* Problem statement: Find the word "which" in the listing; pull out each line holding it.

* Records for this exercise:
## Start
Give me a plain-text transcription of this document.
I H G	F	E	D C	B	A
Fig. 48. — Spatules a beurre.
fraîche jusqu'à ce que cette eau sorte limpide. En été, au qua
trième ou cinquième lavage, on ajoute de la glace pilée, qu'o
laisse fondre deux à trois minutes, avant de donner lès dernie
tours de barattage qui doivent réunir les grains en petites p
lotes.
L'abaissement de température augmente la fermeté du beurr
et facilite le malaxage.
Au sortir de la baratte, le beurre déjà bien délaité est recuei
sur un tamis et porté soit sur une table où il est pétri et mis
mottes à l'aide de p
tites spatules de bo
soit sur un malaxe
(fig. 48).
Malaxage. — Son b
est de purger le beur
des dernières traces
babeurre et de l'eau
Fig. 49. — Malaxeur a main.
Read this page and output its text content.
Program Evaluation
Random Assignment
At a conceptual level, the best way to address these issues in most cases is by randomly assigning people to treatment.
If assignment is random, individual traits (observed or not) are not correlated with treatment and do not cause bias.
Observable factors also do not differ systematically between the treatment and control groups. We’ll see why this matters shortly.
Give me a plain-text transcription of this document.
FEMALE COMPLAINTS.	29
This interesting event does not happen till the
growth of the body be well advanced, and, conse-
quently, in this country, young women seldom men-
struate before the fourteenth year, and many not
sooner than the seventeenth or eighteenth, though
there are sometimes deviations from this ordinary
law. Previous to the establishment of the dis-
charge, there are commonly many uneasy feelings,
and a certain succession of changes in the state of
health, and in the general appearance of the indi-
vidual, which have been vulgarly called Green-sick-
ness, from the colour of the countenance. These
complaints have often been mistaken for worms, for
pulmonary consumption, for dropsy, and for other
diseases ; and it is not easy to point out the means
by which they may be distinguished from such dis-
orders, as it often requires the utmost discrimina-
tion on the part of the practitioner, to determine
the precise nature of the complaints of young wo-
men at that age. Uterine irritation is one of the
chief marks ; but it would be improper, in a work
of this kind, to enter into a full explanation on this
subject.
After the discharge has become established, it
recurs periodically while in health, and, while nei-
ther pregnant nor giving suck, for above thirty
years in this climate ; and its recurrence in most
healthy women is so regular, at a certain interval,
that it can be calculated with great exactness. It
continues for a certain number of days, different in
## End
* Finished answer:
vidual, which have been vulgarly called Green-sick-
by which they may be distinguished from such dis-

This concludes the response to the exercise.